List all lines in the material below that contain "Cloneur".
# start of Records
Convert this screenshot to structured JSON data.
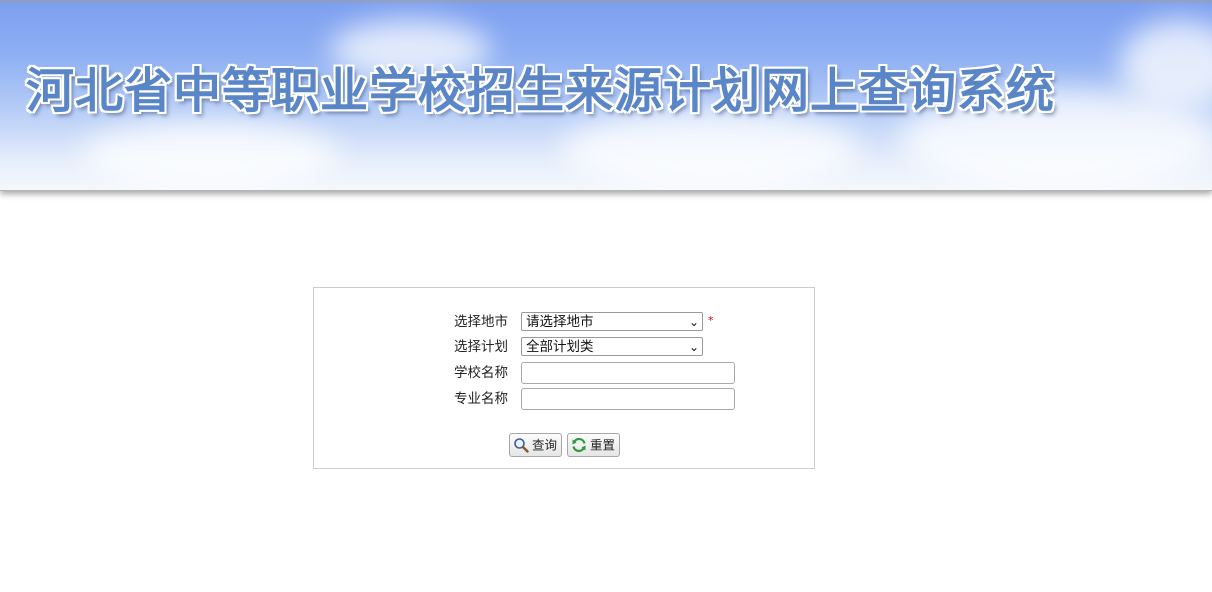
{
  "header": {
    "title": "河北省中等职业学校招生来源计划网上查询系统"
  },
  "form": {
    "city": {
      "label": "选择地市",
      "value": "请选择地市",
      "required_mark": "*"
    },
    "plan": {
      "label": "选择计划",
      "value": "全部计划类"
    },
    "school": {
      "label": "学校名称",
      "value": ""
    },
    "major": {
      "label": "专业名称",
      "value": ""
    },
    "buttons": {
      "search_label": "查询",
      "reset_label": "重置"
    }
  },
  "icons": {
    "search": "magnifier-icon",
    "reset": "refresh-icon",
    "dropdown": "chevron-down-icon"
  },
  "colors": {
    "banner_top": "#7c9ef0",
    "title_text": "#5a86c8",
    "required": "#cc0000",
    "panel_border": "#cccccc"
  }
}
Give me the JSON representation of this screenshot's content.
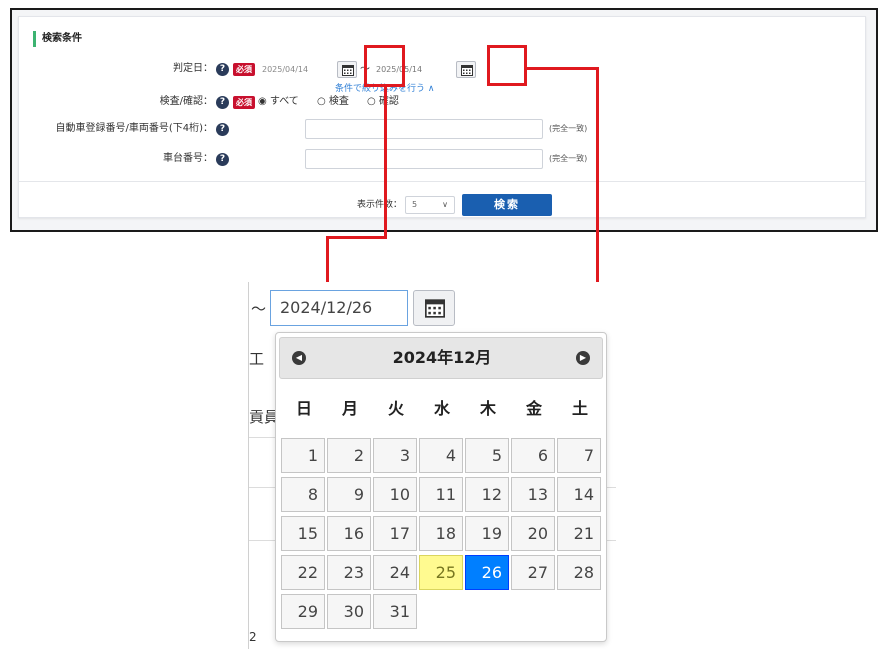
{
  "search_panel": {
    "title": "検索条件",
    "judgment_date": {
      "label": "判定日：",
      "required": "必須",
      "from_value": "2025/04/14",
      "separator": "～",
      "to_value": "2025/05/14"
    },
    "filter_link": "条件で絞り込みを行う ∧",
    "inspection": {
      "label": "検査/確認：",
      "required": "必須",
      "options": [
        "すべて",
        "検査",
        "確認"
      ],
      "selected": "すべて"
    },
    "vehicle_number": {
      "label": "自動車登録番号/車両番号(下4桁)：",
      "value": "",
      "note": "(完全一致)"
    },
    "chassis_number": {
      "label": "車台番号：",
      "value": "",
      "note": "(完全一致)"
    },
    "display_count": {
      "label": "表示件数：",
      "value": "5"
    },
    "search_button": "検索"
  },
  "zoom": {
    "tilde": "～",
    "date_input_value": "2024/12/26",
    "bg_fragments": [
      "工",
      "貢員",
      "2"
    ],
    "datepicker": {
      "title": "2024年12月",
      "weekdays": [
        "日",
        "月",
        "火",
        "水",
        "木",
        "金",
        "土"
      ],
      "weeks": [
        [
          "",
          "",
          "",
          "",
          "",
          "",
          ""
        ],
        [
          "1",
          "2",
          "3",
          "4",
          "5",
          "6",
          "7"
        ],
        [
          "8",
          "9",
          "10",
          "11",
          "12",
          "13",
          "14"
        ],
        [
          "15",
          "16",
          "17",
          "18",
          "19",
          "20",
          "21"
        ],
        [
          "22",
          "23",
          "24",
          "25",
          "26",
          "27",
          "28"
        ],
        [
          "29",
          "30",
          "31"
        ]
      ],
      "today": "25",
      "selected": "26"
    }
  },
  "colors": {
    "highlight": "#e0191f",
    "accent_green": "#3cb371",
    "primary": "#1a5fb0",
    "selected_day": "#007fff",
    "today_day": "#fffa90"
  }
}
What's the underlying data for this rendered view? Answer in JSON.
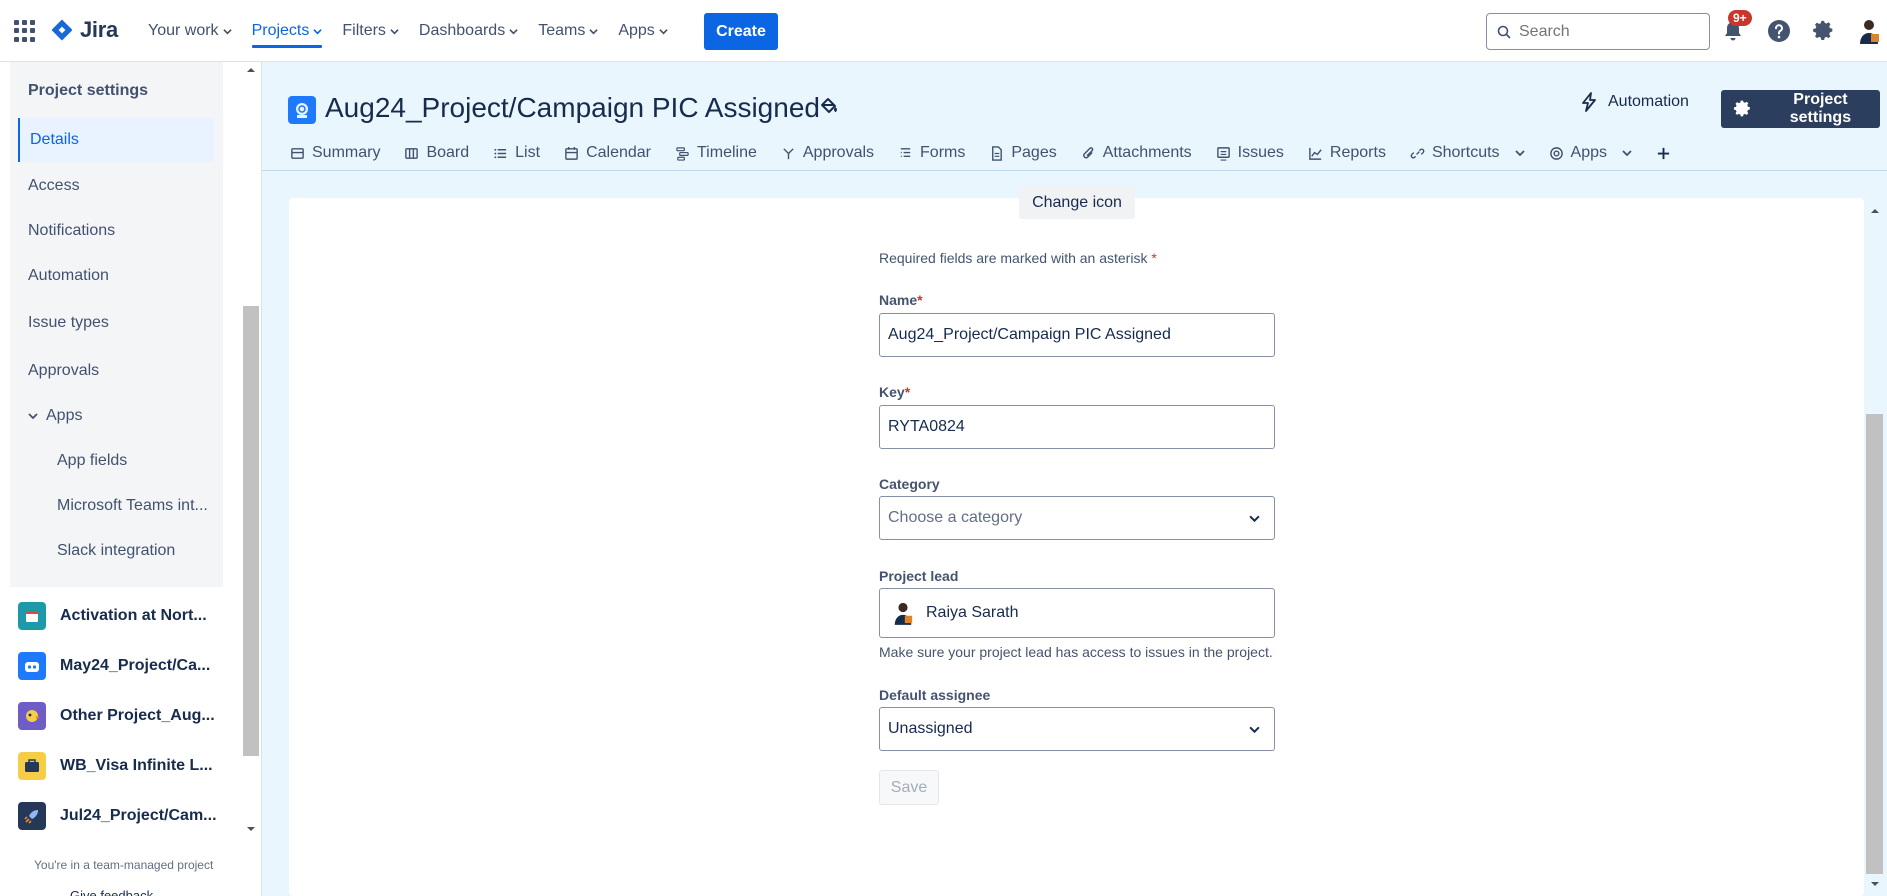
{
  "topnav": {
    "logo_text": "Jira",
    "items": [
      {
        "label": "Your work"
      },
      {
        "label": "Projects"
      },
      {
        "label": "Filters"
      },
      {
        "label": "Dashboards"
      },
      {
        "label": "Teams"
      },
      {
        "label": "Apps"
      }
    ],
    "create_label": "Create",
    "search_placeholder": "Search",
    "notification_badge": "9+"
  },
  "sidebar": {
    "title": "Project settings",
    "items": [
      {
        "label": "Details"
      },
      {
        "label": "Access"
      },
      {
        "label": "Notifications"
      },
      {
        "label": "Automation"
      },
      {
        "label": "Issue types"
      },
      {
        "label": "Approvals"
      },
      {
        "label": "Apps"
      }
    ],
    "app_items": [
      {
        "label": "App fields"
      },
      {
        "label": "Microsoft Teams int..."
      },
      {
        "label": "Slack integration"
      }
    ],
    "projects": [
      {
        "label": "Activation at Nort...",
        "color": "#1d9aaa"
      },
      {
        "label": "May24_Project/Ca...",
        "color": "#1d7afc"
      },
      {
        "label": "Other Project_Aug...",
        "color": "#6e5dc6"
      },
      {
        "label": "WB_Visa Infinite L...",
        "color": "#f5cd47"
      },
      {
        "label": "Jul24_Project/Cam...",
        "color": "#253858"
      }
    ],
    "team_note": "You're in a team-managed project",
    "feedback": "Give feedback"
  },
  "header": {
    "title": "Aug24_Project/Campaign PIC Assigned",
    "automation_label": "Automation",
    "project_settings_label": "Project settings",
    "tabs": [
      {
        "label": "Summary"
      },
      {
        "label": "Board"
      },
      {
        "label": "List"
      },
      {
        "label": "Calendar"
      },
      {
        "label": "Timeline"
      },
      {
        "label": "Approvals"
      },
      {
        "label": "Forms"
      },
      {
        "label": "Pages"
      },
      {
        "label": "Attachments"
      },
      {
        "label": "Issues"
      },
      {
        "label": "Reports"
      },
      {
        "label": "Shortcuts"
      },
      {
        "label": "Apps"
      }
    ]
  },
  "form": {
    "change_icon_label": "Change icon",
    "required_note": "Required fields are marked with an asterisk",
    "asterisk": "*",
    "name_label": "Name",
    "name_value": "Aug24_Project/Campaign PIC Assigned",
    "key_label": "Key",
    "key_value": "RYTA0824",
    "category_label": "Category",
    "category_placeholder": "Choose a category",
    "lead_label": "Project lead",
    "lead_value": "Raiya Sarath",
    "lead_hint": "Make sure your project lead has access to issues in the project.",
    "assignee_label": "Default assignee",
    "assignee_value": "Unassigned",
    "save_label": "Save"
  },
  "colors": {
    "brand_blue": "#0c66e4",
    "header_bg": "#e9f6fd",
    "dark_button": "#2c3e5d",
    "required_red": "#c9372c"
  }
}
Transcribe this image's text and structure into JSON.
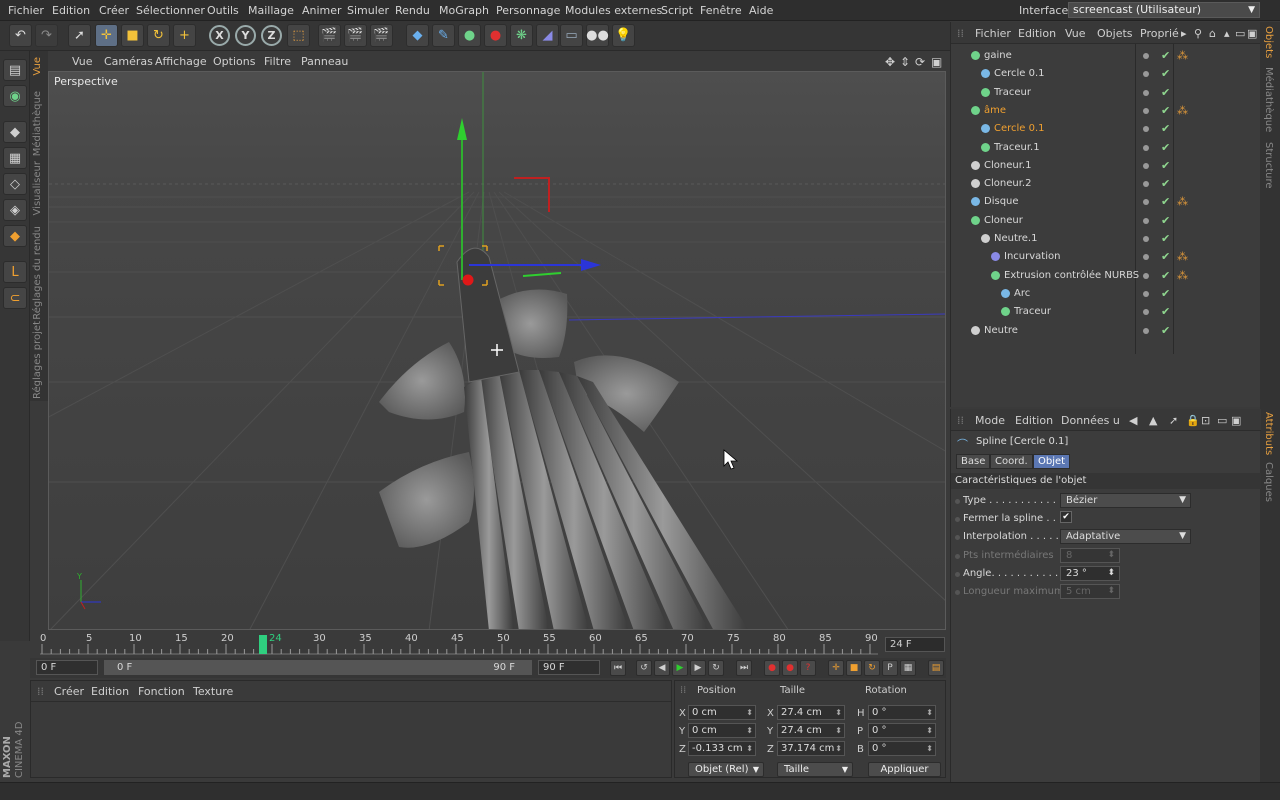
{
  "menubar": {
    "items": [
      "Fichier",
      "Edition",
      "Créer",
      "Sélectionner",
      "Outils",
      "Maillage",
      "Animer",
      "Simuler",
      "Rendu",
      "MoGraph",
      "Personnage",
      "Modules externes",
      "Script",
      "Fenêtre",
      "Aide"
    ],
    "interface_label": "Interface:",
    "interface_value": "screencast (Utilisateur)"
  },
  "toolbar": {
    "icons": [
      "undo-icon",
      "redo-icon",
      "live-select-icon",
      "move-icon",
      "scale-icon",
      "rotate-icon",
      "add-icon",
      "x-axis",
      "y-axis",
      "z-axis",
      "coordinate-system-icon",
      "render-view-icon",
      "render-picture-viewer-icon",
      "edit-render-settings-icon",
      "cube-icon",
      "spline-pen-icon",
      "nurbs-icon",
      "array-icon",
      "deformer-icon",
      "scene-icon",
      "camera-icon",
      "light-icon"
    ],
    "axis_x": "X",
    "axis_y": "Y",
    "axis_z": "Z"
  },
  "left_tabs": [
    "Vue",
    "Médiathèque",
    "Visualiseur",
    "Réglages du rendu",
    "Réglages projet"
  ],
  "viewport": {
    "menu": [
      "Vue",
      "Caméras",
      "Affichage",
      "Options",
      "Filtre",
      "Panneau"
    ],
    "label": "Perspective"
  },
  "timeline": {
    "ticks": [
      "0",
      "5",
      "10",
      "15",
      "20",
      "24",
      "30",
      "35",
      "40",
      "45",
      "50",
      "55",
      "60",
      "65",
      "70",
      "75",
      "80",
      "85",
      "90"
    ],
    "current_frame": "24",
    "frame_display": "24 F",
    "start_field": "0 F",
    "range_start": "0 F",
    "range_end": "90 F",
    "end_field": "90 F"
  },
  "material_panel": {
    "menu": [
      "Créer",
      "Edition",
      "Fonction",
      "Texture"
    ]
  },
  "coord_panel": {
    "headers": [
      "Position",
      "Taille",
      "Rotation"
    ],
    "pos": [
      {
        "axis": "X",
        "value": "0 cm"
      },
      {
        "axis": "Y",
        "value": "0 cm"
      },
      {
        "axis": "Z",
        "value": "-0.133 cm"
      }
    ],
    "size": [
      {
        "axis": "X",
        "value": "27.4 cm"
      },
      {
        "axis": "Y",
        "value": "27.4 cm"
      },
      {
        "axis": "Z",
        "value": "37.174 cm"
      }
    ],
    "rot": [
      {
        "axis": "H",
        "value": "0 °"
      },
      {
        "axis": "P",
        "value": "0 °"
      },
      {
        "axis": "B",
        "value": "0 °"
      }
    ],
    "mode_select": "Objet (Rel)",
    "size_select": "Taille",
    "apply": "Appliquer"
  },
  "object_panel": {
    "menu": [
      "Fichier",
      "Edition",
      "Vue",
      "Objets",
      "Proprié"
    ],
    "objects": [
      {
        "name": "gaine",
        "indent": 0,
        "sel": false,
        "color": "#6fd38a",
        "tag": true
      },
      {
        "name": "Cercle 0.1",
        "indent": 1,
        "sel": false,
        "color": "#7ab8e6",
        "tag": false
      },
      {
        "name": "Traceur",
        "indent": 1,
        "sel": false,
        "color": "#6fd38a",
        "tag": false
      },
      {
        "name": "âme",
        "indent": 0,
        "sel": true,
        "color": "#6fd38a",
        "tag": true
      },
      {
        "name": "Cercle 0.1",
        "indent": 1,
        "sel": true,
        "color": "#7ab8e6",
        "tag": false
      },
      {
        "name": "Traceur.1",
        "indent": 1,
        "sel": false,
        "color": "#6fd38a",
        "tag": false
      },
      {
        "name": "Cloneur.1",
        "indent": 0,
        "sel": false,
        "color": "#cfcfcf",
        "tag": false
      },
      {
        "name": "Cloneur.2",
        "indent": 0,
        "sel": false,
        "color": "#cfcfcf",
        "tag": false
      },
      {
        "name": "Disque",
        "indent": 0,
        "sel": false,
        "color": "#7ab8e6",
        "tag": true
      },
      {
        "name": "Cloneur",
        "indent": 0,
        "sel": false,
        "color": "#6fd38a",
        "tag": false
      },
      {
        "name": "Neutre.1",
        "indent": 1,
        "sel": false,
        "color": "#cfcfcf",
        "tag": false
      },
      {
        "name": "Incurvation",
        "indent": 2,
        "sel": false,
        "color": "#8a8ae6",
        "tag": true
      },
      {
        "name": "Extrusion contrôlée NURBS",
        "indent": 2,
        "sel": false,
        "color": "#6fd38a",
        "tag": true
      },
      {
        "name": "Arc",
        "indent": 3,
        "sel": false,
        "color": "#7ab8e6",
        "tag": false
      },
      {
        "name": "Traceur",
        "indent": 3,
        "sel": false,
        "color": "#6fd38a",
        "tag": false
      },
      {
        "name": "Neutre",
        "indent": 0,
        "sel": false,
        "color": "#cfcfcf",
        "tag": false
      }
    ]
  },
  "right_tabs_top": [
    "Objets",
    "Médiathèque",
    "Structure"
  ],
  "right_tabs_bottom": [
    "Attributs",
    "Calques"
  ],
  "attr_panel": {
    "menu": [
      "Mode",
      "Edition",
      "Données u"
    ],
    "object_title": "Spline [Cercle 0.1]",
    "tabs": [
      "Base",
      "Coord.",
      "Objet"
    ],
    "active_tab": "Objet",
    "section": "Caractéristiques de l'objet",
    "rows": [
      {
        "label": "Type . . . . . . . . . . . . . .",
        "value": "Bézier",
        "kind": "select",
        "dim": false
      },
      {
        "label": "Fermer la spline . . .",
        "value": "✔",
        "kind": "check",
        "dim": false
      },
      {
        "label": "Interpolation . . . . . .",
        "value": "Adaptative",
        "kind": "select",
        "dim": false
      },
      {
        "label": "Pts intermédiaires",
        "value": "8",
        "kind": "num",
        "dim": true
      },
      {
        "label": "Angle. . . . . . . . . . . . .",
        "value": "23 °",
        "kind": "num",
        "dim": false
      },
      {
        "label": "Longueur maximum",
        "value": "5 cm",
        "kind": "num",
        "dim": true
      }
    ]
  },
  "branding": {
    "maxon": "MAXON",
    "cinema": "CINEMA 4D"
  },
  "colors": {
    "accent": "#5b77b3",
    "selected": "#f0a030",
    "check": "#8fd68f"
  }
}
# end of Records
> Task answer:
        "name": "Cloneur.1",
        "name": "Cloneur.2",
        "name": "Cloneur",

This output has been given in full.